Task a: Transcribe the passage from the Kindle highlights post that begins with "- My life is" and runs through "much to ask?".

Reading text:
<<<<
Amazon Kindle has a feature where popular sentences of eBooks are underlined, showing parts that multiple readers have highlighted.
This is basically the best gift ever for a writer: if you’re ever feeling down, go and flick through your eBook and see what people like. It’s great.
A couple of my books are discounted on Amazon right now (The Quiet at the End of the World and The Loneliest Girl are £1.89 on Kindle, and £4 in paperback) so I thought I’d share the quotes that were highlighted in my oldest books (The Next Together has been out for six years now!)
The Next Together

- To be honest, if I stopped joking around I’m pretty sure I’ll go to bed and never get up again. I’m only barely holding onto my sanity right now through a series of poorly thought-out puns.
- All throughout history they had been doing this, finding and loving each other and being ripped apart before they even had a chance to live.
- I don’t think there are any true heroes. Just people who ignore their survival instincts long enough to do something incredibly foolhardy.
- It doesn’t do any good to mourn for someone who is gone. They don’t care. Their story has finished.
- Will you marry me, Katherine? I want us to spend this life and the next together.
- “Did you have nightmares about it?’ He nodded hopefully and then said, completely seriously, “It was traumatising.”
- “A pencil. A PENCIL,” he said, with growing horror, staring into empty space as if at the horrific vision she had laid before him. He shook his head. “Some people just want society to collapse.”
- Coffee isn’t the only hot thing waiting for you in my office. > Someone hot? What’s Mick doing in your office? (JOKE JOKE I’M ON MY WAY)
The Last Beginning

- She wasn’t a dazzling lead protagonist in some adventure film. She was the gay best friend.
- Phosphenes, they were called – the sparks of colour that lit up your vision, the stars that appeared in the darkness.
- Time travel is like knitting. You have to build on what’s come before, and weave the strands together until it becomes something beautiful.
The Loneliest Girl in the Universe

- Some days it’s hard to remember the exciting parts. I get stuck in the memories. It’s hard to focus on the future when the past is so distracting.
- My life is a gambling chip thrown carelessly across the universe in the hope it’ll land somewhere my descendants can survive.
- Love takes so much energy, and it just leads to pain. I think it’s probably best for people to be self sufficient. If I was strong enough to be independent, then I wouldn’t be so desperately lonely, I’m sure of it. I just want someone who holds on. Someone who won’t ever let me go, whatever tries to tear us apart. Is that too much to ask?
- It’s like I’m understanding everything differently now because I’m looking at it from your perspective. I want to see your reaction to everything, from the rare to the commonplace.
- Things on Earth I want to experience most: Quicksand – how often do you usually get stuck in this stuff? A few times a month? It seems to happen all the time in films!
- Just remember, J, you’re coping with everything the best way you can, and that’s all that matters. Don’t ever think you aren’t strong.
>>>>
Supplied records:
<<<<
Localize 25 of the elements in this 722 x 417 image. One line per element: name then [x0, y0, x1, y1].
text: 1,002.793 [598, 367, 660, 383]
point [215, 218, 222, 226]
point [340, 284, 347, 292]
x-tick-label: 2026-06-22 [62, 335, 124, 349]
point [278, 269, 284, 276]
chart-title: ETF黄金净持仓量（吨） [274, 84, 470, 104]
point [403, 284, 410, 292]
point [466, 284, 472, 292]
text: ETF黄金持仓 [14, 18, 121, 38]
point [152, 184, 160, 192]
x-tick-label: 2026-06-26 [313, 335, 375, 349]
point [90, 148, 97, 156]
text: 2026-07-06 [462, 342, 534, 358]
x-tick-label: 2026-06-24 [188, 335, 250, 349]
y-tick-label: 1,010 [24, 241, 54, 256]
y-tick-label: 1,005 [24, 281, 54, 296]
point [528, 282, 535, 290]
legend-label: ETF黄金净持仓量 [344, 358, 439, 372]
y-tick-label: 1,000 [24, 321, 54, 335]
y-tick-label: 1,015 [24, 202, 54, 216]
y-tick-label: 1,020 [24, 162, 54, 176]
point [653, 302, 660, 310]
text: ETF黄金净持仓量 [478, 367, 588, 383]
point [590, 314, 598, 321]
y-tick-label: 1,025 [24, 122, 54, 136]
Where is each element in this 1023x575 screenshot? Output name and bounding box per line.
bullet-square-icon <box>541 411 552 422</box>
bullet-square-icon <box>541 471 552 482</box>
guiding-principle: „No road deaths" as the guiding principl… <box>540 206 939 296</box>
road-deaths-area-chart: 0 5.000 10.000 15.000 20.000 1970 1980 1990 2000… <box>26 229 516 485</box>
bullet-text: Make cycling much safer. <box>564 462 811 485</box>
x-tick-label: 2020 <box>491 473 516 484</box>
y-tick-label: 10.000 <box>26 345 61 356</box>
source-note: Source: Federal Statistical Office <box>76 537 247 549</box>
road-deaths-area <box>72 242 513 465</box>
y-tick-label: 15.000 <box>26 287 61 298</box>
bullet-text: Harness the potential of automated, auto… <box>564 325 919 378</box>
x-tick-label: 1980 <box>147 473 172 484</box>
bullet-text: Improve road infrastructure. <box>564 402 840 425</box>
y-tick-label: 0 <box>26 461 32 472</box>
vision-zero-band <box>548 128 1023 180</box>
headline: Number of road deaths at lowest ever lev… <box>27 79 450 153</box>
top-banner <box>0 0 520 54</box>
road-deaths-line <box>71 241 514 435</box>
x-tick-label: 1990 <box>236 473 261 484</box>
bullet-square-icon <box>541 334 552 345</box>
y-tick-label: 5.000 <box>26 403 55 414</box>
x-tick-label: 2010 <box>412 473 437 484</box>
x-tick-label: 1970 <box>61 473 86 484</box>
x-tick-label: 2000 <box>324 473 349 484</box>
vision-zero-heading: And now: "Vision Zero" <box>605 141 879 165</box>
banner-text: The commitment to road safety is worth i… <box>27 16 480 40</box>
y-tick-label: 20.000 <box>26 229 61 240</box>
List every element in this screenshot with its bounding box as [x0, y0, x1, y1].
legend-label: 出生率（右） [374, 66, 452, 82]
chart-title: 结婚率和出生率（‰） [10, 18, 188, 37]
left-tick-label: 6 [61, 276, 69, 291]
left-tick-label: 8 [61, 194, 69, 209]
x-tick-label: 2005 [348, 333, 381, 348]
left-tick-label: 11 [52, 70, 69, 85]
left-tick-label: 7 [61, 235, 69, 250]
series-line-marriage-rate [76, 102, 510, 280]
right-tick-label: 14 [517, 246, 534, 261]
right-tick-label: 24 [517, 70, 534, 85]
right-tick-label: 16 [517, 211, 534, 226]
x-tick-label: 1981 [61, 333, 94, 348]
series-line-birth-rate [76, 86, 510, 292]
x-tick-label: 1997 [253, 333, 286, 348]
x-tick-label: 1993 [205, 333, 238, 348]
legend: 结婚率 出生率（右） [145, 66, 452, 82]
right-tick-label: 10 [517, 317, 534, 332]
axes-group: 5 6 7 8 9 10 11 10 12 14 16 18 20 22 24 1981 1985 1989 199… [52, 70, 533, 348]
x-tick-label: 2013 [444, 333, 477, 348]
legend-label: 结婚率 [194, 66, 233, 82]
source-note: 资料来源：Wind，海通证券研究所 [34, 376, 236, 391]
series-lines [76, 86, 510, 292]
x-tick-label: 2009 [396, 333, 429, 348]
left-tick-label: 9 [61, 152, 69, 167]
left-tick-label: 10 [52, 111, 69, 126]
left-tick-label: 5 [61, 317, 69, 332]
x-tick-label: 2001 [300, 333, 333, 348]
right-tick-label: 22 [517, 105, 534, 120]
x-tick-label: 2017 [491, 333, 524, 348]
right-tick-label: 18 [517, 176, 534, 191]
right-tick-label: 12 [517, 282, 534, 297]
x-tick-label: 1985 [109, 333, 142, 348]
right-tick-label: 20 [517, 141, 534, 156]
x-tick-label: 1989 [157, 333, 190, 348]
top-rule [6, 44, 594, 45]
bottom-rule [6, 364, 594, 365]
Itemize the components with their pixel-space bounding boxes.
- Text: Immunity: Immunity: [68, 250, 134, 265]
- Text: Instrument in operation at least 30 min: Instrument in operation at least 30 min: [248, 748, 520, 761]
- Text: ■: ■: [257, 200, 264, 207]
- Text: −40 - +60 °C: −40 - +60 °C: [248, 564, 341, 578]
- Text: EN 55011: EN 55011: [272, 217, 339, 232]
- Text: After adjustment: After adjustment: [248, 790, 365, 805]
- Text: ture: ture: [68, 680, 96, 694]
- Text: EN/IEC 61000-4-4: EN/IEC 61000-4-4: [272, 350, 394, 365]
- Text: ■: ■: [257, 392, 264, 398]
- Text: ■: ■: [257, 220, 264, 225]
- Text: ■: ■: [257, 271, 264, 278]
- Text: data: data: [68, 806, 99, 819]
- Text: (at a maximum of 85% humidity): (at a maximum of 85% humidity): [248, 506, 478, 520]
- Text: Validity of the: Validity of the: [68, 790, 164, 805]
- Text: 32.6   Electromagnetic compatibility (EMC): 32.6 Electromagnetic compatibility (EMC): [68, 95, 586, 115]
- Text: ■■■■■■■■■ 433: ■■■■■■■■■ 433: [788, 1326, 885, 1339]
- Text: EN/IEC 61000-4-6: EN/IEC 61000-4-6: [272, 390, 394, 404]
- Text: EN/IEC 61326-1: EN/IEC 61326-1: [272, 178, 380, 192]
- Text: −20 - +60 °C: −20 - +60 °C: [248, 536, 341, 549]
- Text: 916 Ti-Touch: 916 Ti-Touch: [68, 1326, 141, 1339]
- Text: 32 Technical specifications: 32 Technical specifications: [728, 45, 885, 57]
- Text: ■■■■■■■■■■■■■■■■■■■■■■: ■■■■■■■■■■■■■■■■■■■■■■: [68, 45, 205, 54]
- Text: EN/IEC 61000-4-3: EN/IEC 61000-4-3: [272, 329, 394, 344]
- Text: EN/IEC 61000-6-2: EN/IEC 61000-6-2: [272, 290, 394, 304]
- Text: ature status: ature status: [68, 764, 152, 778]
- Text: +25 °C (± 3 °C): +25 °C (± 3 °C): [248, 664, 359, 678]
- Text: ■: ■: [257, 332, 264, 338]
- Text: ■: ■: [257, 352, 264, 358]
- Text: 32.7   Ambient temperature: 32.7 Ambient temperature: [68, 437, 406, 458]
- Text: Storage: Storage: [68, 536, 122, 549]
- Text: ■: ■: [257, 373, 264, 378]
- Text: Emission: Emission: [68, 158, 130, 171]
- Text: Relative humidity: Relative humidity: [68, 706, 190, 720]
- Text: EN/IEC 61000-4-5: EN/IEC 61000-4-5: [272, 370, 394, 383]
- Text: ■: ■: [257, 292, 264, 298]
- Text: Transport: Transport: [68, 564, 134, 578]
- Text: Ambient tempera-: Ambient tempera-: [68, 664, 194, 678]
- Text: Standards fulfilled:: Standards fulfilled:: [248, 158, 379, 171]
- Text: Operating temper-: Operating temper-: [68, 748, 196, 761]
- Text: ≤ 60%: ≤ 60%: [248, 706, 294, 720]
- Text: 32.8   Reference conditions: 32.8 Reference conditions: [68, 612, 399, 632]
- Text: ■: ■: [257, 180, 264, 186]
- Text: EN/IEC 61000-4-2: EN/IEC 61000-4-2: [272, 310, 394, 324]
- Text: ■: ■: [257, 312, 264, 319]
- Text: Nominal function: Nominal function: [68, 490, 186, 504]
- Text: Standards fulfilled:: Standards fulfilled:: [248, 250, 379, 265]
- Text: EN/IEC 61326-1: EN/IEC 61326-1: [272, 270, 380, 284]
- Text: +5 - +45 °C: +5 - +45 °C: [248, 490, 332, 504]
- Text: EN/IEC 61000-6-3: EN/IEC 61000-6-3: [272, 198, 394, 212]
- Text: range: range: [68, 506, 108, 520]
>>>>
Task b: Format the rows as a JSON list of strings, one string per line, with blank lines left out. Include only the lines from the very first line of the rows through the line containing "text: ETF黄金持仓 [14, 18, 121, 38]", counting both ends.

Task result a:
- My life is a gambling chip thrown carelessly across the universe in the hope it’ll land somewhere my descendants can survive.
- Love takes so much energy, and it just leads to pain. I think it’s probably best for people to be self sufficient. If I was strong enough to be independent, then I wouldn’t be so desperately lonely, I’m sure of it. I just want someone who holds on. Someone who won’t ever let me go, whatever tries to tear us apart. Is that too much to ask?

Task result b:
[
  "Localize 25 of the elements in this 722 x 417 image. One line per element: name then [x0, y0, x1, y1].",
  "text: 1,002.793 [598, 367, 660, 383]",
  "point [215, 218, 222, 226]",
  "point [340, 284, 347, 292]",
  "x-tick-label: 2026-06-22 [62, 335, 124, 349]",
  "point [278, 269, 284, 276]",
  "chart-title: ETF黄金净持仓量（吨） [274, 84, 470, 104]",
  "point [403, 284, 410, 292]",
  "point [466, 284, 472, 292]",
  "text: ETF黄金持仓 [14, 18, 121, 38]"
]